Error: error creating NodePool: googleapi: Error 400: Workload Identity is not supported on Windows nodes. Create the nodepool without workload identity by specifying --workload-metadata=GCE_METADATA., badRequest
on .terraform\modules\gke\terraform-google-kubernetes-engine-9.2.0\modules\beta-private-cluster-update-variant\cluster.tf line 341, in resource "google_container_node_pool" "pools":
341: resource "google_container_node_pool" "pools" {
I tried many places to set this metadata values but I coldn't get it right:
From terraform side :
I tried many places to add this metadata inside the node_config scope in the module itself or in my main.tf file where I call the module I tried to add it to the windows node_pool scope of the node_pools list but it didn't accept it with a message that setting WORKLOAD IDENTITY isn't expected here
I tried also setting enable_shielded_nodes = false but this didn't really help much.

------------------------

■ **JOBS**
a – In the Terraform error post, which flag does the error message suggest for creating the node pool without workload identity?
b – Write what comes next in the Terraform error post, picking up right after its final sentence.

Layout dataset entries
------------------------

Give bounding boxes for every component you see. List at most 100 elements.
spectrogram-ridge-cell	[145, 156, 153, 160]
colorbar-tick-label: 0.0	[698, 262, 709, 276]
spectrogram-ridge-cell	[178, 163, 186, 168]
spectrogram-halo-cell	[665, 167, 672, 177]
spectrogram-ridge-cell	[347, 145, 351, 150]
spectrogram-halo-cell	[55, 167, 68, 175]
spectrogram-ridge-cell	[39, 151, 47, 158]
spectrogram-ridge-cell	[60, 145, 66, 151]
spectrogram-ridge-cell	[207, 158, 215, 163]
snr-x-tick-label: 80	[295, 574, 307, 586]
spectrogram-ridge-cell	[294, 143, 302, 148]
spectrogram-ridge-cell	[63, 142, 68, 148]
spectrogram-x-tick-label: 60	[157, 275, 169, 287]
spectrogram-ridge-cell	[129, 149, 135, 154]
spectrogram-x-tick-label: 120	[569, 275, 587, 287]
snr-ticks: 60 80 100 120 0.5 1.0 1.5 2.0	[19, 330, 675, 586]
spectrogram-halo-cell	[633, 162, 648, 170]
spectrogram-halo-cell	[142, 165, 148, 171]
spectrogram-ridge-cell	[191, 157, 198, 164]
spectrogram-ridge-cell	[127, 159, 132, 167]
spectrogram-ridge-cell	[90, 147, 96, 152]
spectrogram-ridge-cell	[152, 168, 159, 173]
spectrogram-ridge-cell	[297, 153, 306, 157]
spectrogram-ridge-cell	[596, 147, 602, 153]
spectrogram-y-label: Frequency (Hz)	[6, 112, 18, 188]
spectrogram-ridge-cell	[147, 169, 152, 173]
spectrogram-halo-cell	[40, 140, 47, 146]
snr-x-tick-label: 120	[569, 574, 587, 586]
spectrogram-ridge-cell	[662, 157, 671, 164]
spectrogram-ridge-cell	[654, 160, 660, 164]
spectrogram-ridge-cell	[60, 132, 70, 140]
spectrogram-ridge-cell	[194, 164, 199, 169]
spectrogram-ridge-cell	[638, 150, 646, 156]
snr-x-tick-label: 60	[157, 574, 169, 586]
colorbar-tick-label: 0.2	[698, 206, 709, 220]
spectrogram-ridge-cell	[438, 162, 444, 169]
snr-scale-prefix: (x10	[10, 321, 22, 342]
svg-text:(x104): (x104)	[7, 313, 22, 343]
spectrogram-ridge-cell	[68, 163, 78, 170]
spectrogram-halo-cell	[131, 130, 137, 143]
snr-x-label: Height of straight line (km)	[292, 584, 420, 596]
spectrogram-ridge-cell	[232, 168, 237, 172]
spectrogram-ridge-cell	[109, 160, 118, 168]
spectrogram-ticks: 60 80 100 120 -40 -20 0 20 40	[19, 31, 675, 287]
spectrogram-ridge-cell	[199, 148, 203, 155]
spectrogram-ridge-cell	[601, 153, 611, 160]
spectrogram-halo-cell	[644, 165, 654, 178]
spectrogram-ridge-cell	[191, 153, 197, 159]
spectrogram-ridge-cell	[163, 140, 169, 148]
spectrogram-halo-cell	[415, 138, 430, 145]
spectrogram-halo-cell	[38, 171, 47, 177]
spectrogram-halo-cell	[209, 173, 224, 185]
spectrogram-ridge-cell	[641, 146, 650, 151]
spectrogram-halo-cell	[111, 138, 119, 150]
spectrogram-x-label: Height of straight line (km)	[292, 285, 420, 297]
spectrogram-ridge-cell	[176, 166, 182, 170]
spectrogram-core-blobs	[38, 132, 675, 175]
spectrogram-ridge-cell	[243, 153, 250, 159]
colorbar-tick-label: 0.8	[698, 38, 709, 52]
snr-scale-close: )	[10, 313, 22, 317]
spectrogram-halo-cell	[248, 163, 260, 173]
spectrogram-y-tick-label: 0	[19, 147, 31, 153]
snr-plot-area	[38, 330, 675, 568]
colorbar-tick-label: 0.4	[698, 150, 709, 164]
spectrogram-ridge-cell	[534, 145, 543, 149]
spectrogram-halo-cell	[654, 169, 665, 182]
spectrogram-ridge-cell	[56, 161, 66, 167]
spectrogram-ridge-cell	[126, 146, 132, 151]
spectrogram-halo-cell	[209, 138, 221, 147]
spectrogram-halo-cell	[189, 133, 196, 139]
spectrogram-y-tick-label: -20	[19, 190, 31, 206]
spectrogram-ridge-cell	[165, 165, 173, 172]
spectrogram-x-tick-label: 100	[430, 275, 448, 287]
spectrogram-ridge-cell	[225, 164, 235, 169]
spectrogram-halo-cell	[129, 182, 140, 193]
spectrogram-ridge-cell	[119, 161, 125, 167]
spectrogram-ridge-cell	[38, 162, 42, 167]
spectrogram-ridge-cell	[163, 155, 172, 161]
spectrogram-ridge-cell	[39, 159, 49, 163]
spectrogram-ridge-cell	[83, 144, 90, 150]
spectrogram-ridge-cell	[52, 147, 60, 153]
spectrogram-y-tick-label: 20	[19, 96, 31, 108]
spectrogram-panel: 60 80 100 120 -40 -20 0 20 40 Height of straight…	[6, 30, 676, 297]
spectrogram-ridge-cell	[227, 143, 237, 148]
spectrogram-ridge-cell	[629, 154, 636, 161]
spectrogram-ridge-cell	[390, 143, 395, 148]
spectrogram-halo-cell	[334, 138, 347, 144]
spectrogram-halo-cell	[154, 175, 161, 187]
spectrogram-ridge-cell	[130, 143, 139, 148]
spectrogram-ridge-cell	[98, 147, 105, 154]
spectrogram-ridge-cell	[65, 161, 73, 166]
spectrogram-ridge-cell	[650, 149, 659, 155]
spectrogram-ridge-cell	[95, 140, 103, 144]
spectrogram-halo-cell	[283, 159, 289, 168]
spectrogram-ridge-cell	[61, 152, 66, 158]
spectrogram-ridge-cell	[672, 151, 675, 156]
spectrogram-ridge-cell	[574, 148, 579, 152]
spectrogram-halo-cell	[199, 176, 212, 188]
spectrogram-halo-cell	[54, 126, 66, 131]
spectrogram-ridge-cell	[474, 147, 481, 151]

------------------------

■ **TASK-BY-TASK ANSWERS**
a – --workload-metadata=GCE_METADATA

b –
I tried to test this if it is doable even through the command line this was my command line
C:\>gcloud container node-pools --region europe-west2 list
NAME MACHINE_TYPE DISK_SIZE_GB NODE_VERSION
default-node-pool-d916 n1-standard-2 100 1.17.9-gke.600
C:\>gcloud container node-pools --region europe-west2 create window-node-pool --cluster=gke-nonpci-dev --image-type=WINDOWS_SAC --no-enable-autoupgrade --machine-type=n1-standard-2
WARNING: Starting in 1.12, new node pools will be created with their legacy Compute Engine instance metadata APIs disabled by default. To create a node pool with legacy instance metadata endpoints disabled, run `node-pools create` with the flag `--metadata disable-legacy-endpoints=true`.
This will disable the autorepair feature for nodes. Please see https://cloud.google.com/kubernetes-engine/docs/node-auto-repair for more information on node autorepairs.
ERROR: (gcloud.container.node-pools.create) ResponseError: code=400, message=Workload Identity is not supported on Windows nodes. Create the nodepool without workload identity by specifying --workload-metadata=GCE_METADATA.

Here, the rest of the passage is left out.